Required task
Track down every line below that holds "date" and copy it.
--- Start of Dataset records ---
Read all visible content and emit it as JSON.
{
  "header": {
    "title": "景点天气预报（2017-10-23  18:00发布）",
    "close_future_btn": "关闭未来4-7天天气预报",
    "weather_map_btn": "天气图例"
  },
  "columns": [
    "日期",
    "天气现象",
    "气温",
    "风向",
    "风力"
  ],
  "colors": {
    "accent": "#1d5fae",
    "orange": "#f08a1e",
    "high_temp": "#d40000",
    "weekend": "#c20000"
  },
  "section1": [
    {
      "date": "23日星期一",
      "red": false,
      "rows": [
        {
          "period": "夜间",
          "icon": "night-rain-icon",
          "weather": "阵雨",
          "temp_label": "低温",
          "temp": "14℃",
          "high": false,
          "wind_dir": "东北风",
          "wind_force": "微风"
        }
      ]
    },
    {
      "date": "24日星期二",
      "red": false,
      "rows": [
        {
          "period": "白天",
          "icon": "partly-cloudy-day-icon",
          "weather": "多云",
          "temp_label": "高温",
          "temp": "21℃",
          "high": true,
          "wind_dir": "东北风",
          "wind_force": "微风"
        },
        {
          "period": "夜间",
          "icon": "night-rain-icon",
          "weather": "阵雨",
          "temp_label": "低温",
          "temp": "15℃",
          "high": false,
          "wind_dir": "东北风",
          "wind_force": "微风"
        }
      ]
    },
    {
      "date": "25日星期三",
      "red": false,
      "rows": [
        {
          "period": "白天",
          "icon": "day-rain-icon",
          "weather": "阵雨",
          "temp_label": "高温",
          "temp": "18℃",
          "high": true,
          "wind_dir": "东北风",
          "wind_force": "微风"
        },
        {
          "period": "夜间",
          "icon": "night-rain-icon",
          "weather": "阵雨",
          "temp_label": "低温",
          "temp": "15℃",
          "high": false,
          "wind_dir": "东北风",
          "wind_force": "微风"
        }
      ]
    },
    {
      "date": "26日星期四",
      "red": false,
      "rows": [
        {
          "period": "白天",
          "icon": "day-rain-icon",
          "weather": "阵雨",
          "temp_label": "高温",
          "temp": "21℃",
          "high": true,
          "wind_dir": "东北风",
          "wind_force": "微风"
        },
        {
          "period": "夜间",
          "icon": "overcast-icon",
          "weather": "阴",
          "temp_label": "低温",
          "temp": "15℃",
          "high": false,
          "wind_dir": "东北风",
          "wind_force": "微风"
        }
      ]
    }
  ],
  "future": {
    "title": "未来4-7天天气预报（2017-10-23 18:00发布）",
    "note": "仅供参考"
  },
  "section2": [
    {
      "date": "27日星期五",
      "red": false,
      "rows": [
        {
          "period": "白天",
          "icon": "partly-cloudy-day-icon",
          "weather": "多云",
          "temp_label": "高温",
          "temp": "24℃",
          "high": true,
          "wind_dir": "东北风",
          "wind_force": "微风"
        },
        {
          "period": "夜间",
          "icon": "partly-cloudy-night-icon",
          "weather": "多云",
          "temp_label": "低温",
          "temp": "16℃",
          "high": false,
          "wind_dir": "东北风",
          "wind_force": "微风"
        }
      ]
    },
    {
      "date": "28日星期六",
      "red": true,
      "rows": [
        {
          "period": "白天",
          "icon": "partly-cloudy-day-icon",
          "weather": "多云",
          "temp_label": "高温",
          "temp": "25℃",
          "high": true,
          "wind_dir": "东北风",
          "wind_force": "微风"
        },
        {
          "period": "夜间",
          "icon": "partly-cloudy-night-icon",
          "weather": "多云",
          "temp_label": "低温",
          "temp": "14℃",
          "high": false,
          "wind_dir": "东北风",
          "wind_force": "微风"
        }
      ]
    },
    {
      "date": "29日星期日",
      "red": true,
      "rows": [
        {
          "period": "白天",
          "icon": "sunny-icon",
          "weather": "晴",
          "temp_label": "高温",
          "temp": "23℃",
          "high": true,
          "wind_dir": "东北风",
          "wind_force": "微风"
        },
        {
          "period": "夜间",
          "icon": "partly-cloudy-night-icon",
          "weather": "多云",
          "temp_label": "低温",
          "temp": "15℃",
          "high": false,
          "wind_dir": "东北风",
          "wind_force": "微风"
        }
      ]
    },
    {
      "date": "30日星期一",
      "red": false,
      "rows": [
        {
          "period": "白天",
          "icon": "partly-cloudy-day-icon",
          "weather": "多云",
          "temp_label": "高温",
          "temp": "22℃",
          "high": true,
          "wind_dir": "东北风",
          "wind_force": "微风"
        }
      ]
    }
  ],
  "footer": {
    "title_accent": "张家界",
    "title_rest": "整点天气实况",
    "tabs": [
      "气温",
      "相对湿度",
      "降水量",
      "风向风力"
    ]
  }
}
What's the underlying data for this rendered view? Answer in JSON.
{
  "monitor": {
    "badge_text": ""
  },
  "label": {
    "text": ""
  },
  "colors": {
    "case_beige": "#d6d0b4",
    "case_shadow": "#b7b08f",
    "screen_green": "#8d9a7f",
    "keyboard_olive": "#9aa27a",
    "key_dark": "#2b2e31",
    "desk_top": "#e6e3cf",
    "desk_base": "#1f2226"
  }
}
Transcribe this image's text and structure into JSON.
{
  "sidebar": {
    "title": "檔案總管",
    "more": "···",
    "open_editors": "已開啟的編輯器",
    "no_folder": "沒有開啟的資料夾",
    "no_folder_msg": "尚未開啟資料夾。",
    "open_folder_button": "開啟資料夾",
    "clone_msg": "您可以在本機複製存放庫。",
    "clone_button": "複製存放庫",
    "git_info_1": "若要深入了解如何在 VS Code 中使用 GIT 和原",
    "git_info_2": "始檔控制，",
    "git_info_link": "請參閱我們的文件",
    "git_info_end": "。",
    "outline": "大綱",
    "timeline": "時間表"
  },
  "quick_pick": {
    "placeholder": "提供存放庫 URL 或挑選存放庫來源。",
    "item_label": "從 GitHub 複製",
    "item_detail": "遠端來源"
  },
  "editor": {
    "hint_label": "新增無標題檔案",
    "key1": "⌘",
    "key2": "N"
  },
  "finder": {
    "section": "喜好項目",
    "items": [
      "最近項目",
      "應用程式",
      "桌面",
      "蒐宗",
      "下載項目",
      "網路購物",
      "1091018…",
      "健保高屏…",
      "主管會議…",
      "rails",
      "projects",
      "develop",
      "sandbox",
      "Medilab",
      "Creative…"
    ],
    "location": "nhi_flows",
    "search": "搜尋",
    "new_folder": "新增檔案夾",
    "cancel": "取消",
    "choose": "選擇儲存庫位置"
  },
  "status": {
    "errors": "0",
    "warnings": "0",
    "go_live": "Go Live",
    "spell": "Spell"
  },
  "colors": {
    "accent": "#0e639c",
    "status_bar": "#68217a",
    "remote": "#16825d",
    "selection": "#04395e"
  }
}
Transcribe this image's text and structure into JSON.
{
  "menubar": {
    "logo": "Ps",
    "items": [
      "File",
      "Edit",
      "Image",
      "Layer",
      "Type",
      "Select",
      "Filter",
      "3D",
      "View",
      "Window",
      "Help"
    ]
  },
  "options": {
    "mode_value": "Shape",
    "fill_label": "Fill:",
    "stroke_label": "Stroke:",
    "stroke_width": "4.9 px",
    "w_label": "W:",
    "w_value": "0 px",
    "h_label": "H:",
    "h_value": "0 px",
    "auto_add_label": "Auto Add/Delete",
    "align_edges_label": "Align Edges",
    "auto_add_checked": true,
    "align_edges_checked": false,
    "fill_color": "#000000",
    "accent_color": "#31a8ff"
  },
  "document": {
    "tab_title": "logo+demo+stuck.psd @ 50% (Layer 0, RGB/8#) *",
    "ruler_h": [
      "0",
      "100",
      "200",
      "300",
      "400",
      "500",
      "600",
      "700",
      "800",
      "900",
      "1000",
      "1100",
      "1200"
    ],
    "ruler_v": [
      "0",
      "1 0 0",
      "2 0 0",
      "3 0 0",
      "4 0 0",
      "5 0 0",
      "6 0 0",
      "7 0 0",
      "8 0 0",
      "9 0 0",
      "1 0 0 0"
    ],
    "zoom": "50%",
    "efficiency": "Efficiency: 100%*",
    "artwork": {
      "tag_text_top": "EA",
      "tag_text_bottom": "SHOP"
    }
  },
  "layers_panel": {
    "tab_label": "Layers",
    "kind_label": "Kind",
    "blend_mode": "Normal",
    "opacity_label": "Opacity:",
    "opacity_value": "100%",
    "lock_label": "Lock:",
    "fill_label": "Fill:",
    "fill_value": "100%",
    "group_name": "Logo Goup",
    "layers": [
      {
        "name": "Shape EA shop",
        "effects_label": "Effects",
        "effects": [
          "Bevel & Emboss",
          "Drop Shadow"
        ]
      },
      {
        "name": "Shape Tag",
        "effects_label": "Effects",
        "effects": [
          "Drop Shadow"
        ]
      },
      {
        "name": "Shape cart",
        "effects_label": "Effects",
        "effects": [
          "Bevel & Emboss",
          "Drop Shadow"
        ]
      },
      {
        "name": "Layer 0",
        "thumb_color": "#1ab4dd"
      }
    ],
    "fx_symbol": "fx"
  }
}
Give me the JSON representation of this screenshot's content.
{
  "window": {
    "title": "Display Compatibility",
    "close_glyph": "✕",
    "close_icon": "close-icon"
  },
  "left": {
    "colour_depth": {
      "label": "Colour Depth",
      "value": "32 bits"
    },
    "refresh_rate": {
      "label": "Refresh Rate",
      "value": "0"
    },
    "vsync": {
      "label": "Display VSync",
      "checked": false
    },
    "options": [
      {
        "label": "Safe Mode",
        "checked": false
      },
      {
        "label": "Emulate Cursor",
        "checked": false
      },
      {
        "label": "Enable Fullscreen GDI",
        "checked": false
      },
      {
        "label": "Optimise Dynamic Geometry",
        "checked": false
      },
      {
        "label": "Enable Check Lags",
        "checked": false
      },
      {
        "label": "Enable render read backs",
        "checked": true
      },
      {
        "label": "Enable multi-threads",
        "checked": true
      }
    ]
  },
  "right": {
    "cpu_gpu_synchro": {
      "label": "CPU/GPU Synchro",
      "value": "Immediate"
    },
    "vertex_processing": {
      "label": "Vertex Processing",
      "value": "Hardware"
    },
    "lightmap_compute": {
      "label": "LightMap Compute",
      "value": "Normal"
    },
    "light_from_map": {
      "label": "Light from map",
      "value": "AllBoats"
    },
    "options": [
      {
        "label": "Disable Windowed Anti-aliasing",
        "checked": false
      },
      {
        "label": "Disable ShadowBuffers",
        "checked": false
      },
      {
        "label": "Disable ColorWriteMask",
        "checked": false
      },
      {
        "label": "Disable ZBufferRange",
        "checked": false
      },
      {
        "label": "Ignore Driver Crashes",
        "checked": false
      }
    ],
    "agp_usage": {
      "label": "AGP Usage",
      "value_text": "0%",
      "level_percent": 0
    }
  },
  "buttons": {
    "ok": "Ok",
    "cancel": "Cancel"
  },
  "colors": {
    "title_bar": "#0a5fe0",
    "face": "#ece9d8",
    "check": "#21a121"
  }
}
--- End of Dataset records ---
Written response
      "date": "23日星期一",
      "date": "24日星期二",
      "date": "25日星期三",
      "date": "26日星期四",
      "date": "27日星期五",
      "date": "28日星期六",
      "date": "29日星期日",
      "date": "30日星期一",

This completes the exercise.